[Dataset rows]
[start]

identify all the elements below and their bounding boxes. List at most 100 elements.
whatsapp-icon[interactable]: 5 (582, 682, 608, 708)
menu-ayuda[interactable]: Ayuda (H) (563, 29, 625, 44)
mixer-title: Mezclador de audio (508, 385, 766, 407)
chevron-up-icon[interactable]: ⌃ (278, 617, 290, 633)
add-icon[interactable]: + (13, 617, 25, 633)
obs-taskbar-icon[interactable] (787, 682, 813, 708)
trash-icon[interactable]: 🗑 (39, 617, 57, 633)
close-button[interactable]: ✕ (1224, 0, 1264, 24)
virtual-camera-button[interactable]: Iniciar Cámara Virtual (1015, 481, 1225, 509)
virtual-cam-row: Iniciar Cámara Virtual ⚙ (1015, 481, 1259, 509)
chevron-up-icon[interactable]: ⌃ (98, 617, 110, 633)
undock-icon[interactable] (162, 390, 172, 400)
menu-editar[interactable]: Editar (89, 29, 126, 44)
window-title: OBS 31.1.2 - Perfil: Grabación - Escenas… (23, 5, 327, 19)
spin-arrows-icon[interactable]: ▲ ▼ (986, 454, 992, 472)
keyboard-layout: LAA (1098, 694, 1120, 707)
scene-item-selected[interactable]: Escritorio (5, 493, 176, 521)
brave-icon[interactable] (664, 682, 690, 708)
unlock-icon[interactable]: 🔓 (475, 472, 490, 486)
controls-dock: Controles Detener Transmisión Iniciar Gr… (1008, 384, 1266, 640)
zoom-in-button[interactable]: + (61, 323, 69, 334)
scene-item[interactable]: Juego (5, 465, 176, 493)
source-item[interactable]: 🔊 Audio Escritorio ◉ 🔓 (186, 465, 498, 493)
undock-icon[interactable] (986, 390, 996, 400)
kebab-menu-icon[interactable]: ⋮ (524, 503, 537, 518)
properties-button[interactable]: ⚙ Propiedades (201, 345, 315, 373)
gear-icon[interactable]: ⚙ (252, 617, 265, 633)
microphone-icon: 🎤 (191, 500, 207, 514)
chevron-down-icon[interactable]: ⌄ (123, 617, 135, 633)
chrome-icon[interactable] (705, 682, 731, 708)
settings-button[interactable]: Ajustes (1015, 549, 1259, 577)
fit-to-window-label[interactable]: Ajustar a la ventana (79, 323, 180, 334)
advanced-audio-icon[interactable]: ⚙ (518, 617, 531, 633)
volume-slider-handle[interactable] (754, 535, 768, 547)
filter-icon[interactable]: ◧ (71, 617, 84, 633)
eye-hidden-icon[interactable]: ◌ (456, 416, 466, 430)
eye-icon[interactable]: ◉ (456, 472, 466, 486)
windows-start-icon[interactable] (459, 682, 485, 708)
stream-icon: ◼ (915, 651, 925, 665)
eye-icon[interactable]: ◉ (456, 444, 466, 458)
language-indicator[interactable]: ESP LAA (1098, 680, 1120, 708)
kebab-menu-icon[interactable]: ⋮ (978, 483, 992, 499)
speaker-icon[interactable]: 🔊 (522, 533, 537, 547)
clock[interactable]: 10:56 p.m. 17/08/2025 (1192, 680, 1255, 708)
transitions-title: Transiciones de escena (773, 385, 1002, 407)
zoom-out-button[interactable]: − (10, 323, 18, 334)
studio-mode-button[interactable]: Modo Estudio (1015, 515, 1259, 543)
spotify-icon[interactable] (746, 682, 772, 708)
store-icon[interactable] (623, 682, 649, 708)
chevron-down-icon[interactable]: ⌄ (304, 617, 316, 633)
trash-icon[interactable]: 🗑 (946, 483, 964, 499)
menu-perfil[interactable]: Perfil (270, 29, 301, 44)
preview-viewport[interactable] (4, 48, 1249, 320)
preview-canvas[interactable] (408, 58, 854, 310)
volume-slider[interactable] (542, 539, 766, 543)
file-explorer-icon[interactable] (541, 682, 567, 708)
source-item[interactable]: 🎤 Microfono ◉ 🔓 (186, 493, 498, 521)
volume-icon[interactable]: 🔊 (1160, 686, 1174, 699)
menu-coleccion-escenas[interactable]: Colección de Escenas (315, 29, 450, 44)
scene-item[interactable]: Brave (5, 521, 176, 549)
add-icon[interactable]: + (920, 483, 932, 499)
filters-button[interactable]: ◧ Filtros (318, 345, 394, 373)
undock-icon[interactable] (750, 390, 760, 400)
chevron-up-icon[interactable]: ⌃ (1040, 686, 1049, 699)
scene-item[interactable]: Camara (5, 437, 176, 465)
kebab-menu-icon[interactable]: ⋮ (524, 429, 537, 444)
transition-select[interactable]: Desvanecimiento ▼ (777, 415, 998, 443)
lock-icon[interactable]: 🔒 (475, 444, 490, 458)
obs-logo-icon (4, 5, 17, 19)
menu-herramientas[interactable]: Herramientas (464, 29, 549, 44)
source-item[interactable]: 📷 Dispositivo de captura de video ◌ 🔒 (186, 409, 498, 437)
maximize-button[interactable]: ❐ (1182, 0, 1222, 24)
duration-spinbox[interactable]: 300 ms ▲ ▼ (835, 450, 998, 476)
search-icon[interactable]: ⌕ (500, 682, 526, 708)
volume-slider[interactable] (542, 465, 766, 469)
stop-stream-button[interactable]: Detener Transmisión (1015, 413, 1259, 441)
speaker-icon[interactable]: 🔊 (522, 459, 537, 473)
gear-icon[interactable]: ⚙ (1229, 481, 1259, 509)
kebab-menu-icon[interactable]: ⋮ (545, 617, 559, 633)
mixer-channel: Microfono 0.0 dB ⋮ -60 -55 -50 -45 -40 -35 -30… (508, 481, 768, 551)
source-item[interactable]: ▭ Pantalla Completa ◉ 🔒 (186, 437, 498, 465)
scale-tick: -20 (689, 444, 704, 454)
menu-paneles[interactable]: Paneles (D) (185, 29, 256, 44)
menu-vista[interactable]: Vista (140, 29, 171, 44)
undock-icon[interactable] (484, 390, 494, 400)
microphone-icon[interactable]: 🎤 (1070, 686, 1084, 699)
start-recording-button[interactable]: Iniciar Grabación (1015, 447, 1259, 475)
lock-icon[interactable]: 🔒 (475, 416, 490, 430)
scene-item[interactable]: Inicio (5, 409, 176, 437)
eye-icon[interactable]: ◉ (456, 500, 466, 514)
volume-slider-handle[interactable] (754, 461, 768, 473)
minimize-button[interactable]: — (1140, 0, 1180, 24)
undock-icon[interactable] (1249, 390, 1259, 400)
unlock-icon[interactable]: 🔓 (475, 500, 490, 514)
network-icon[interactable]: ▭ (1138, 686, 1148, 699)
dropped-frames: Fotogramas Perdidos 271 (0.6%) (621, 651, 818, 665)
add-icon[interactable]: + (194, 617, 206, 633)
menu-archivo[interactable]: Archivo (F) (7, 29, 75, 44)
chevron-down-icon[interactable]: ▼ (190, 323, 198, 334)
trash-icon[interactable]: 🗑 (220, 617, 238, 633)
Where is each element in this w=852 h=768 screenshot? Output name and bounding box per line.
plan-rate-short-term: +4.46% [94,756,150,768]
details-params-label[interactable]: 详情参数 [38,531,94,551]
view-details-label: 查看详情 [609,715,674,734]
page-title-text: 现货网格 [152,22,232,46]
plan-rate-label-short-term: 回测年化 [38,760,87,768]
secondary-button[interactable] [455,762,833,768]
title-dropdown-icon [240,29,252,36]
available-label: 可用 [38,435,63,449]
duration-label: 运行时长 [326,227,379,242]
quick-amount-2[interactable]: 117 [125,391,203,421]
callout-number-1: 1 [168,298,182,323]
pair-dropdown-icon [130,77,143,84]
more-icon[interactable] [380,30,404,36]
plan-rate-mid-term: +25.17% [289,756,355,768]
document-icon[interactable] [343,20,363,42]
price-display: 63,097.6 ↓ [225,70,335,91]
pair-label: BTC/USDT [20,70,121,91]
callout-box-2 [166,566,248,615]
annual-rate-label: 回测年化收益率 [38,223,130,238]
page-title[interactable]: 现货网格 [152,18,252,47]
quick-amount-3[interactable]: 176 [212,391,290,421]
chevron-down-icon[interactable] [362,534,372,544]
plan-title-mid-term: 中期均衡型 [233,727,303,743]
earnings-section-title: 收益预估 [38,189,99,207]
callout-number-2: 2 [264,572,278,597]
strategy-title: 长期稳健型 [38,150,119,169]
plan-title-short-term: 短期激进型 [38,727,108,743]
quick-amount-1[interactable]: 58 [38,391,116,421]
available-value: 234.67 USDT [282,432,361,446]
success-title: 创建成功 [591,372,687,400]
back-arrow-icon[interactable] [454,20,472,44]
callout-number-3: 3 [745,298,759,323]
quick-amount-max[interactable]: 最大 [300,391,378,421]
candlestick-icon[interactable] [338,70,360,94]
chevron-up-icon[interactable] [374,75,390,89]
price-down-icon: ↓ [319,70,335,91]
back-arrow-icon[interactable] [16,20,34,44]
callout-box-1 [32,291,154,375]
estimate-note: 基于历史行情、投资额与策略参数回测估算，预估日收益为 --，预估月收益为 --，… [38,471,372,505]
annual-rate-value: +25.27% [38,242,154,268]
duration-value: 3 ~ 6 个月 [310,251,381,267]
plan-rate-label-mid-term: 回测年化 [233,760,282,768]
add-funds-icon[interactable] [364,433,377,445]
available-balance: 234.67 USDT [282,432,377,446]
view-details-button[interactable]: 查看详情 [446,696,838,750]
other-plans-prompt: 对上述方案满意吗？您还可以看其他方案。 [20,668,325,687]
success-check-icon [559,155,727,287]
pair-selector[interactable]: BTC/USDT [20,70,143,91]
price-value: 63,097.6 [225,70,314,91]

[end]

**WRITTEN TASK**:
Can you echo the lines from the first one in the dataset rows through the one containing "close-button[interactable]: ✕ (1224, 0, 1264, 24)", both included, with no changes?

**FULL ANSWER**:
identify all the elements below and their bounding boxes. List at most 100 elements.
whatsapp-icon[interactable]: 5 (582, 682, 608, 708)
menu-ayuda[interactable]: Ayuda (H) (563, 29, 625, 44)
mixer-title: Mezclador de audio (508, 385, 766, 407)
chevron-up-icon[interactable]: ⌃ (278, 617, 290, 633)
add-icon[interactable]: + (13, 617, 25, 633)
obs-taskbar-icon[interactable] (787, 682, 813, 708)
trash-icon[interactable]: 🗑 (39, 617, 57, 633)
close-button[interactable]: ✕ (1224, 0, 1264, 24)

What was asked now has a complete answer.